▶ _Task instructions_
1. Which company is developing dexanabinol, according to the dexanabinol article?
2. From the dexanabinol article, reproduce the passage starting with "Chemical compound" and going on through "advanced solid tumors.".

▶ _Page extract_
Dexanabinol

Clinical data
- ATC code: none;

Identifiers
- IUPAC name (6aS,10aS)-9-(Hydroxymethyl)-6,6-dimethyl-3-(2-methyloctan-2-yl)-6a,7,10,10a-tetrahydrobenzo[c]chromen-1-ol;
- CAS Number: 112924-45-5;
- PubChem CID: 107778;
- DrugBank: DB06444;
- ChemSpider: 96934;
- UNII: R6VT8U5372;
- ChEMBL: ChEMBL334533;
- CompTox Dashboard (EPA): DTXSID40150235 ;
- ECHA InfoCard: 100.201.022

Chemical and physical data
- Formula: C_{25}H_{38}O_{3}
- Molar mass: 386.576 g·mol^{−1}
- 3D model (JSmol): Interactive image;
- SMILES Oc2cc(cc1OC([C@H]3C/C=C(\C[C@@H]3c12)CO)(C)C)C(C)(C)CCCCCC;
- InChI InChI=1S/C25H38O3/c1-6-7-8-9-12-24(2,3)18-14-21(27)23-19-13-17(16-26)10-11-20(19)25(4,5)28-22(23)15-18/h10,14-15,19-20,26-27H,6-9,11-13,16H2,1-5H3/t19-,20-/m0/s1; Key:SSQJFGMEZBFMNV-PMACEKPBSA-N;

= Dexanabinol =

Chemical compound

Dexanabinol (HU-211 or ETS2101) is a synthetic cannabinoid derivative in development by e-Therapeutics plc. It is the "unnatural" enantiomer of the potent cannabinoid agonist HU-210. Unlike other cannabinoid derivatives, HU-211 does not act as a cannabinoid receptor agonist, but instead as an NMDA antagonist. It therefore does not produce cannabis-like effects, but is anticonvulsant and neuroprotective, and is widely used in scientific research as well as currently being studied for applications such as treating head injury, stroke, or cancer. It was shown to be safe in clinical trials and is currently undergoing Phase I trials for the treatment of brain cancer and advanced solid tumors.

== Clinical trials ==
Dexanabinol has been studied in IV administration and oral dosing. e-Therapeutics is evaluating the compound in clinical trials for brain and solid cancers. Phase II studies are planned based on the results of the current trials.

(Items in a dataset)
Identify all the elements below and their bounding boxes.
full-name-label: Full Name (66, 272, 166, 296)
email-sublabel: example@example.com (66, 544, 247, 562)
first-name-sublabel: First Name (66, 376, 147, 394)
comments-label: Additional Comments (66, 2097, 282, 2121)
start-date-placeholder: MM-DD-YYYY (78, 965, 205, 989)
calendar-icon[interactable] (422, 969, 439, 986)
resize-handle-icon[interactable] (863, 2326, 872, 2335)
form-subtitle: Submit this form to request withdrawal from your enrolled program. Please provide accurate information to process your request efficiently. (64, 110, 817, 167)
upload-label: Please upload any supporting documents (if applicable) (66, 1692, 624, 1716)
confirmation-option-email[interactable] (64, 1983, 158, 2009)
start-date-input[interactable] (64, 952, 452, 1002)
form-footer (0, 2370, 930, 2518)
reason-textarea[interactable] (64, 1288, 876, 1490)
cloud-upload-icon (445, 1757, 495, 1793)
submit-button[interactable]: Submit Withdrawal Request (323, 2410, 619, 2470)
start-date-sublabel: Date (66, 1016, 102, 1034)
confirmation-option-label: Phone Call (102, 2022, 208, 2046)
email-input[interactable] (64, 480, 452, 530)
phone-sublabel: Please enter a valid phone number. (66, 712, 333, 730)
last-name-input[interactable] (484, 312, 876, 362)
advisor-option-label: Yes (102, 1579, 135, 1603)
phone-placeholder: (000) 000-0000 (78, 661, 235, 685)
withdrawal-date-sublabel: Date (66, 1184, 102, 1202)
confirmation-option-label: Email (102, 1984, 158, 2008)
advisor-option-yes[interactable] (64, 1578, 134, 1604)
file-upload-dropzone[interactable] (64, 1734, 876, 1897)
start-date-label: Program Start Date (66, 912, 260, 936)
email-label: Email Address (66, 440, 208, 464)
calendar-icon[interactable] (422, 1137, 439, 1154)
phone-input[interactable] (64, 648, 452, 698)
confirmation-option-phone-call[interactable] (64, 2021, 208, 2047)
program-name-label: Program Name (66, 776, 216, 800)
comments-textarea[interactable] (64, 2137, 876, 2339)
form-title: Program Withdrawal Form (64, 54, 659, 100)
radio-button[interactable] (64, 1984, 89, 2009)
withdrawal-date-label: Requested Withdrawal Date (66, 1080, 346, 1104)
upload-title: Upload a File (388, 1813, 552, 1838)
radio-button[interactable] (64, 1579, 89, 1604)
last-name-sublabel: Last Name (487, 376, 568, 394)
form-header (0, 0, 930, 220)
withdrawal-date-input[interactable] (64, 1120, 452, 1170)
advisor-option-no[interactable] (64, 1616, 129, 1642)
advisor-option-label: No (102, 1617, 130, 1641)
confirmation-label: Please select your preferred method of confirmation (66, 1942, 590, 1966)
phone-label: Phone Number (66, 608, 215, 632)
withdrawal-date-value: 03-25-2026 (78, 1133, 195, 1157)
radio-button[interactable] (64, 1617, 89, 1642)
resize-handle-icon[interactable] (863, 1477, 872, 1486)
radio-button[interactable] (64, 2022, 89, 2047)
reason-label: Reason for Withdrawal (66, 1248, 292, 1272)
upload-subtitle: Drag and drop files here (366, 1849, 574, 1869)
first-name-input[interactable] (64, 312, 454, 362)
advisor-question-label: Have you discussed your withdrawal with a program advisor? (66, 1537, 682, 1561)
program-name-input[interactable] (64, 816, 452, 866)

▶ _Solution list_
1. e-Therapeutics plc

2.
Chemical compound

Dexanabinol (HU-211 or ETS2101) is a synthetic cannabinoid derivative in development by e-Therapeutics plc. It is the "unnatural" enantiomer of the potent cannabinoid agonist HU-210. Unlike other cannabinoid derivatives, HU-211 does not act as a cannabinoid receptor agonist, but instead as an NMDA antagonist. It therefore does not produce cannabis-like effects, but is anticonvulsant and neuroprotective, and is widely used in scientific research as well as currently being studied for applications such as treating head injury, stroke, or cancer. It was shown to be safe in clinical trials and is currently undergoing Phase I trials for the treatment of brain cancer and advanced solid tumors.